Given data
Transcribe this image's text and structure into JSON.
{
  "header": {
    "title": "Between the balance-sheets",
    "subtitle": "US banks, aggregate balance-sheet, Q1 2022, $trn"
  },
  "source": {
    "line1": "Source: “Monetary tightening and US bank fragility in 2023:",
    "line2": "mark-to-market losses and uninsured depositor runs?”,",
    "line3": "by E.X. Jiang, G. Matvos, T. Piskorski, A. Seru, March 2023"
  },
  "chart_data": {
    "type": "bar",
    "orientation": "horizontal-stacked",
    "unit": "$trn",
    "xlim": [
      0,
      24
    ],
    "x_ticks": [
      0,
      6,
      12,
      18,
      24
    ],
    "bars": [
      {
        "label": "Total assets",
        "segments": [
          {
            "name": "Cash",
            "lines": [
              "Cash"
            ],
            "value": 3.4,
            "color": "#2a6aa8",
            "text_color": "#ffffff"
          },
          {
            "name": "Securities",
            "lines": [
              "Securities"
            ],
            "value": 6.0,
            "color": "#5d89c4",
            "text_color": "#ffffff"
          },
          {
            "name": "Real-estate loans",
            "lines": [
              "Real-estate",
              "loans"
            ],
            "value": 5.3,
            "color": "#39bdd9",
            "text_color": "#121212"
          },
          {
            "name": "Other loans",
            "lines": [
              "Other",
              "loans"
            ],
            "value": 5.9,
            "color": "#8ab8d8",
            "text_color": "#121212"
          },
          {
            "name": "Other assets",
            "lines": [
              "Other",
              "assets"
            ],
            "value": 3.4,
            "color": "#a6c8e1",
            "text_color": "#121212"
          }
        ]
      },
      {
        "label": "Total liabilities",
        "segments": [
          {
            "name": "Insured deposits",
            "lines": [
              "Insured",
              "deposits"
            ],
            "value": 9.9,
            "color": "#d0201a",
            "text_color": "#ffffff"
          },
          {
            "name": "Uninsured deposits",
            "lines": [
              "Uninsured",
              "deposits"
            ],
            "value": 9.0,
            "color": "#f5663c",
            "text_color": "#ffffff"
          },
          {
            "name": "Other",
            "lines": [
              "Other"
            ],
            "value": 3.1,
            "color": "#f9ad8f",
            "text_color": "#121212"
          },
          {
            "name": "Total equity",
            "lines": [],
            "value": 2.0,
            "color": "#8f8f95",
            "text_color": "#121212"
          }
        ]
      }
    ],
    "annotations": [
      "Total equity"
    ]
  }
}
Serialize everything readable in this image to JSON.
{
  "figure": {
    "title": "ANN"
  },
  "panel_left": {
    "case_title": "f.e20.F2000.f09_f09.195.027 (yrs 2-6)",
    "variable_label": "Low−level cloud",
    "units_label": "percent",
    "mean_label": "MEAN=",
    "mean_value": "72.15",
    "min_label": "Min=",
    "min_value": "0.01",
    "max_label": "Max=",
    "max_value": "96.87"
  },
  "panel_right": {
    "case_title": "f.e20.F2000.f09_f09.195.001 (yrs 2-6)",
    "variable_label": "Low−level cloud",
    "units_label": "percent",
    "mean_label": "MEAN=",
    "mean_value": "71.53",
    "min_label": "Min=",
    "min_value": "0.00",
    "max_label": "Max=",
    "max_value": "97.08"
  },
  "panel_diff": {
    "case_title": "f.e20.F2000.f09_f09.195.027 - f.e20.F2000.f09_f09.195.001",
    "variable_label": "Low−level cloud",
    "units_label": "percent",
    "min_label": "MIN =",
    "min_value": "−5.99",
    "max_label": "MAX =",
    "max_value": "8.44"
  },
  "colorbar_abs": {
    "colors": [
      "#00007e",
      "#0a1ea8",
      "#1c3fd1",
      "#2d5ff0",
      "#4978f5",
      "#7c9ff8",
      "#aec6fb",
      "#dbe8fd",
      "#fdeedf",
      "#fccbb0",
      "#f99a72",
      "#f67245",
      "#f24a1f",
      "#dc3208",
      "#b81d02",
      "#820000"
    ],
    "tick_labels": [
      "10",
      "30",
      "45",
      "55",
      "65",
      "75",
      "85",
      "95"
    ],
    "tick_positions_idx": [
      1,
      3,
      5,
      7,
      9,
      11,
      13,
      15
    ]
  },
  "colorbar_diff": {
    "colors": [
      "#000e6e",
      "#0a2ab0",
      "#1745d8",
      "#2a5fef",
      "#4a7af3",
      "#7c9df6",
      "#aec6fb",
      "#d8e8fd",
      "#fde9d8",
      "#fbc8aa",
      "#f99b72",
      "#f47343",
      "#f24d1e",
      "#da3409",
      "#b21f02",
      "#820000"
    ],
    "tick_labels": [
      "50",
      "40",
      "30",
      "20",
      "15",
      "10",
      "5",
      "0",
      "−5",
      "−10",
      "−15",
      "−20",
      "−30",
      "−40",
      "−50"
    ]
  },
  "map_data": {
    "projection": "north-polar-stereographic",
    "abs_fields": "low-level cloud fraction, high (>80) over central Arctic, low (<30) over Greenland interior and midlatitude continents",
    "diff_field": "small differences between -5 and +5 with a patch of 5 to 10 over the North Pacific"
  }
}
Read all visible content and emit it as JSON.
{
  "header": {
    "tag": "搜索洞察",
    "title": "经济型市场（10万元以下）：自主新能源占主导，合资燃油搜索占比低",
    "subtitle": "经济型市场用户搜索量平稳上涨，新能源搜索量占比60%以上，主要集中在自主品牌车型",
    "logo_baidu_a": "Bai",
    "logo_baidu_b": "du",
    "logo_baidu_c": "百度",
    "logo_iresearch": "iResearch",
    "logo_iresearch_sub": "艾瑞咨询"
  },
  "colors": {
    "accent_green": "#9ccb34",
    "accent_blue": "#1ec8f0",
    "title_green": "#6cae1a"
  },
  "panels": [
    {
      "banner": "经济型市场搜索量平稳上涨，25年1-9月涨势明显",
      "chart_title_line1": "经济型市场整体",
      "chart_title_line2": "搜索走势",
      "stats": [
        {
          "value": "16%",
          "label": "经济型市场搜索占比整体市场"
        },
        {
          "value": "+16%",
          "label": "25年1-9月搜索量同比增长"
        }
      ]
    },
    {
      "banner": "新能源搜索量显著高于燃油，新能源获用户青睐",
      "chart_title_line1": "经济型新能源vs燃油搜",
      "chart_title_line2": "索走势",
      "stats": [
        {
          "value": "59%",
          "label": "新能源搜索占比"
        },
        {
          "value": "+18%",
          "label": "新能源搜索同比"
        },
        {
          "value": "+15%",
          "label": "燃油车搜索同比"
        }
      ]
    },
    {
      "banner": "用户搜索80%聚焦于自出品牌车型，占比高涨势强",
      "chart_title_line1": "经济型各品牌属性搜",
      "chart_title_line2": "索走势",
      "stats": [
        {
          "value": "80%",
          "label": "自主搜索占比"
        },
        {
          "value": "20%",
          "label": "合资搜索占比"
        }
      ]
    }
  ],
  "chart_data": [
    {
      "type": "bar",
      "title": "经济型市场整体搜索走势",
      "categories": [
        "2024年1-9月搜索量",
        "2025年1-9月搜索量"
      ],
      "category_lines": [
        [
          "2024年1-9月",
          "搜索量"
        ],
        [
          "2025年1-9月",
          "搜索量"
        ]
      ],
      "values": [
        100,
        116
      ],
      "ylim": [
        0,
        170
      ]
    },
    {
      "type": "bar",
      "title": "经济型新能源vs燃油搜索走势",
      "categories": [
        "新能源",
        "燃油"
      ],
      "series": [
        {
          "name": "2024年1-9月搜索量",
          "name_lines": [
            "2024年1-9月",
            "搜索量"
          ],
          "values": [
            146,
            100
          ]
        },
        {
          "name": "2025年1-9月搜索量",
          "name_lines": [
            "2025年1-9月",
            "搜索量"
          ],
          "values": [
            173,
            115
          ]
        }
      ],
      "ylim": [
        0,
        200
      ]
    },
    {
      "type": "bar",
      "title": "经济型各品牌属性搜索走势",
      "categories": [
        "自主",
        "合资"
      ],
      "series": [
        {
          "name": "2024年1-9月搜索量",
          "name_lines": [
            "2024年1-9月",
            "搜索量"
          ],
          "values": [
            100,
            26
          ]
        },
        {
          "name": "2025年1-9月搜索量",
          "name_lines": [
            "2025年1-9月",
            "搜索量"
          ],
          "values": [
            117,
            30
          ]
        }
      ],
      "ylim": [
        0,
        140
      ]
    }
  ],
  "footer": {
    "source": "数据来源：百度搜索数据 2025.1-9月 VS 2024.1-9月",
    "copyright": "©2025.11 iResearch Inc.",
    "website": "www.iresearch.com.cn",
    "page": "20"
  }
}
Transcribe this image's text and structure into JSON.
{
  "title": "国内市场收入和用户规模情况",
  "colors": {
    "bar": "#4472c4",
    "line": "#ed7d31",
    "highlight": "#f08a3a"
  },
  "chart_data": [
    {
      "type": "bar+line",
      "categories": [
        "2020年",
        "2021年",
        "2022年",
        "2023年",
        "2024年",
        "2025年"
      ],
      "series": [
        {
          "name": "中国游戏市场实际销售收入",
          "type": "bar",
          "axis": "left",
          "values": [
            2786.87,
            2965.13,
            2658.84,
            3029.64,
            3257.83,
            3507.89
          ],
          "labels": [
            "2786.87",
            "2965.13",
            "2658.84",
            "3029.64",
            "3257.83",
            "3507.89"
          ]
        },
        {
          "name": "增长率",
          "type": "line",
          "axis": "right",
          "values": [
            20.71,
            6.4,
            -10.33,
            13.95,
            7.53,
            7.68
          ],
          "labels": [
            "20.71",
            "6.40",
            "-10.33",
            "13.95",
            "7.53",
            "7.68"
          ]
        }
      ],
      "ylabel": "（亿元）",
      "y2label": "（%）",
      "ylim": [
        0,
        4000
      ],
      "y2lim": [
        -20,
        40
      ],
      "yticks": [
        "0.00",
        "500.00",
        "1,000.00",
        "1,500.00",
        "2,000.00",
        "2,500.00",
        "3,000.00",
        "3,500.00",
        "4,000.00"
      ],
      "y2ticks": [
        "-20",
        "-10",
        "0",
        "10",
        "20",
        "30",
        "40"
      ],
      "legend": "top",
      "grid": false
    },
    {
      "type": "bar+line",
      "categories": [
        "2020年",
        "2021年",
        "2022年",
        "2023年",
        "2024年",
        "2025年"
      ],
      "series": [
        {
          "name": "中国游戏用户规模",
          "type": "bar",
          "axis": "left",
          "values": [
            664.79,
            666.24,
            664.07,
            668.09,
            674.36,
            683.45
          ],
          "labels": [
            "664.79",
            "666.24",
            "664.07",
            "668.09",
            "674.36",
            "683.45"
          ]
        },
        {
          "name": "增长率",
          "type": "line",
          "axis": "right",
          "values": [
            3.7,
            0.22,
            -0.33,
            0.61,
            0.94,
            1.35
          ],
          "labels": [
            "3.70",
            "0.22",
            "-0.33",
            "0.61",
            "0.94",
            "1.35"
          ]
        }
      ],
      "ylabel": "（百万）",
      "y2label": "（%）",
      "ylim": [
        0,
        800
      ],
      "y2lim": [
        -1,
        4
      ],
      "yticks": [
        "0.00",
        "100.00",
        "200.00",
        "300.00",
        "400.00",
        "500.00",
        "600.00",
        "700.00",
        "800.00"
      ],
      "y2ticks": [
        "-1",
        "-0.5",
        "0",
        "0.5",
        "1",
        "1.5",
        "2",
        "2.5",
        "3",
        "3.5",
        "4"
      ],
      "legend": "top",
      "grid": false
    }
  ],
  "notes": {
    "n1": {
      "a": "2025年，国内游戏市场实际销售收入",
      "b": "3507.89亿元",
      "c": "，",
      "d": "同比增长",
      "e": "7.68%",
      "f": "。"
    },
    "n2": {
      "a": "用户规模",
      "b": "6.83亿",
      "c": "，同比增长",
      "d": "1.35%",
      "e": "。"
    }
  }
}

What is needed
Search the data for the word "banner" and copy each line where it appears.

Final result
      "banner": "经济型市场搜索量平稳上涨，25年1-9月涨势明显",
      "banner": "新能源搜索量显著高于燃油，新能源获用户青睐",
      "banner": "用户搜索80%聚焦于自出品牌车型，占比高涨势强",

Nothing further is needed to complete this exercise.